§ **Short task**
Reproduce every entry below precisely; do not include the pictures.

§ **Data shown**

════════════════

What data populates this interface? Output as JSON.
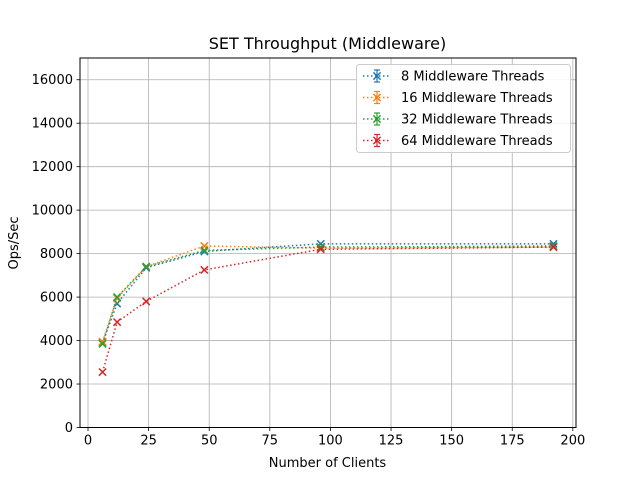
{
  "chart_data": {
    "type": "line",
    "title": "SET Throughput (Middleware)",
    "xlabel": "Number of Clients",
    "ylabel": "Ops/Sec",
    "xlim": [
      -3.3,
      201.3
    ],
    "ylim": [
      0,
      17000
    ],
    "xticks": [
      0,
      25,
      50,
      75,
      100,
      125,
      150,
      175,
      200
    ],
    "yticks": [
      0,
      2000,
      4000,
      6000,
      8000,
      10000,
      12000,
      14000,
      16000
    ],
    "grid": true,
    "legend_position": "top-right",
    "line_style": "dotted",
    "marker": "x",
    "x": [
      6,
      12,
      24,
      48,
      96,
      192
    ],
    "series": [
      {
        "name": "8 Middleware Threads",
        "color": "#1f77b4",
        "values": [
          3900,
          5700,
          7350,
          8100,
          8450,
          8450
        ]
      },
      {
        "name": "16 Middleware Threads",
        "color": "#ff7f0e",
        "values": [
          3950,
          5950,
          7400,
          8350,
          8250,
          8300
        ]
      },
      {
        "name": "32 Middleware Threads",
        "color": "#2ca02c",
        "values": [
          3850,
          6000,
          7400,
          8150,
          8300,
          8350
        ]
      },
      {
        "name": "64 Middleware Threads",
        "color": "#d62728",
        "values": [
          2550,
          4850,
          5800,
          7250,
          8200,
          8300
        ]
      }
    ]
  }
}
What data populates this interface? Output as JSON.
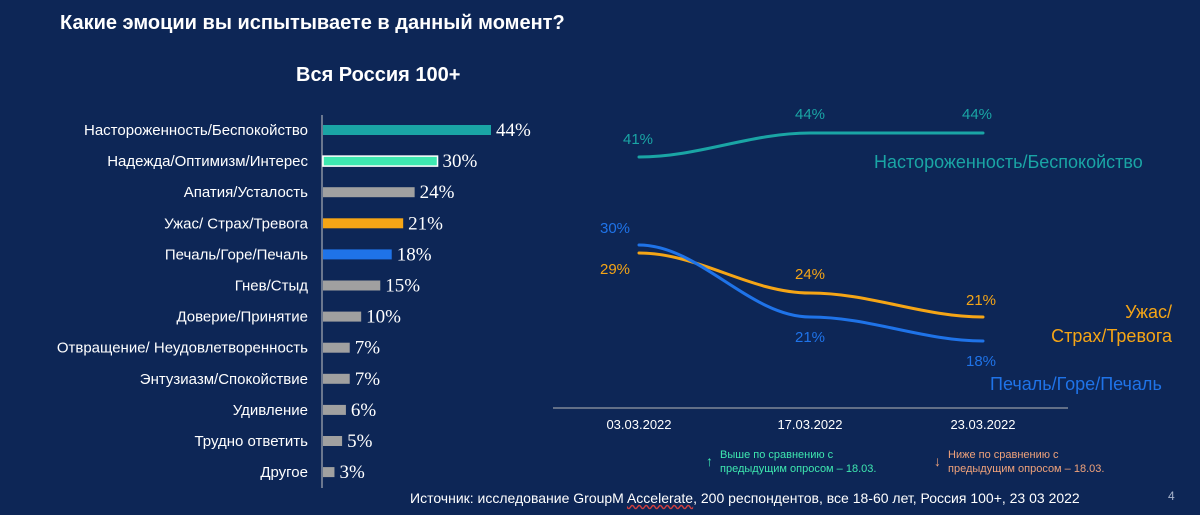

════════════════

§ **Task answer**
What data populates this interface? Output as JSON.
{
  "chart_data": {
    "type": "line",
    "title": "SET Throughput (Middleware)",
    "xlabel": "Number of Clients",
    "ylabel": "Ops/Sec",
    "xlim": [
      -3.3,
      201.3
    ],
    "ylim": [
      0,
      17000
    ],
    "xticks": [
      0,
      25,
      50,
      75,
      100,
      125,
      150,
      175,
      200
    ],
    "yticks": [
      0,
      2000,
      4000,
      6000,
      8000,
      10000,
      12000,
      14000,
      16000
    ],
    "grid": true,
    "legend_position": "top-right",
    "line_style": "dotted",
    "marker": "x",
    "x": [
      6,
      12,
      24,
      48,
      96,
      192
    ],
    "series": [
      {
        "name": "8 Middleware Threads",
        "color": "#1f77b4",
        "values": [
          3900,
          5700,
          7350,
          8100,
          8450,
          8450
        ]
      },
      {
        "name": "16 Middleware Threads",
        "color": "#ff7f0e",
        "values": [
          3950,
          5950,
          7400,
          8350,
          8250,
          8300
        ]
      },
      {
        "name": "32 Middleware Threads",
        "color": "#2ca02c",
        "values": [
          3850,
          6000,
          7400,
          8150,
          8300,
          8350
        ]
      },
      {
        "name": "64 Middleware Threads",
        "color": "#d62728",
        "values": [
          2550,
          4850,
          5800,
          7250,
          8200,
          8300
        ]
      }
    ]
  }
}
What data populates this interface? Output as JSON.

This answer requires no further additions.